What is expected: Extract every record, keeping each one exactly as it is.

Entries:
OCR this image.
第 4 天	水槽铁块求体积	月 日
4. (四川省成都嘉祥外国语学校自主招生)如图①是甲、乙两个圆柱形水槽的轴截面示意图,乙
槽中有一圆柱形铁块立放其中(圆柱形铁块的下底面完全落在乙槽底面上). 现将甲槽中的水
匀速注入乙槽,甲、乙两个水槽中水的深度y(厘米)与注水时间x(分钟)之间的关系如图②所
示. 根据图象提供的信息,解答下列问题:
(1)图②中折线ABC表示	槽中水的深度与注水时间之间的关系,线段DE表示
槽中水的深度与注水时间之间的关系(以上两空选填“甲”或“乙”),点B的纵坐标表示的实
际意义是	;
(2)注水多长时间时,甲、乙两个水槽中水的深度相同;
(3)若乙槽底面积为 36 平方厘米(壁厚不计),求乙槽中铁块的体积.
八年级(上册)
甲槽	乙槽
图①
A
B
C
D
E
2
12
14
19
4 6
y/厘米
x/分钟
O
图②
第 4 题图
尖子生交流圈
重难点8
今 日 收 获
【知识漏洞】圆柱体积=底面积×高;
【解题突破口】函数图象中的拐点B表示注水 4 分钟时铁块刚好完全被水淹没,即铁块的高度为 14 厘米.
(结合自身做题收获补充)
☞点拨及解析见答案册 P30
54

Answer below:
OCR this image.
第 4 天	水槽铁块求体积	月 日
4. (四川省成都嘉祥外国语学校自主招生)如图①是甲、乙两个圆柱形水槽的轴截面示意图,乙
槽中有一圆柱形铁块立放其中(圆柱形铁块的下底面完全落在乙槽底面上). 现将甲槽中的水
匀速注入乙槽,甲、乙两个水槽中水的深度y(厘米)与注水时间x(分钟)之间的关系如图②所
示. 根据图象提供的信息,解答下列问题:
(1)图②中折线ABC表示	槽中水的深度与注水时间之间的关系,线段DE表示
槽中水的深度与注水时间之间的关系(以上两空选填“甲”或“乙”),点B的纵坐标表示的实
际意义是	;
(2)注水多长时间时,甲、乙两个水槽中水的深度相同;
(3)若乙槽底面积为 36 平方厘米(壁厚不计),求乙槽中铁块的体积.
八年级(上册)
甲槽	乙槽
图①
A
B
C
D
E
2
12
14
19
4 6
y/厘米
x/分钟
O
图②
第 4 题图
尖子生交流圈
重难点8
今 日 收 获
【知识漏洞】圆柱体积=底面积×高;
【解题突破口】函数图象中的拐点B表示注水 4 分钟时铁块刚好完全被水淹没,即铁块的高度为 14 厘米.
(结合自身做题收获补充)
☞点拨及解析见答案册 P30
54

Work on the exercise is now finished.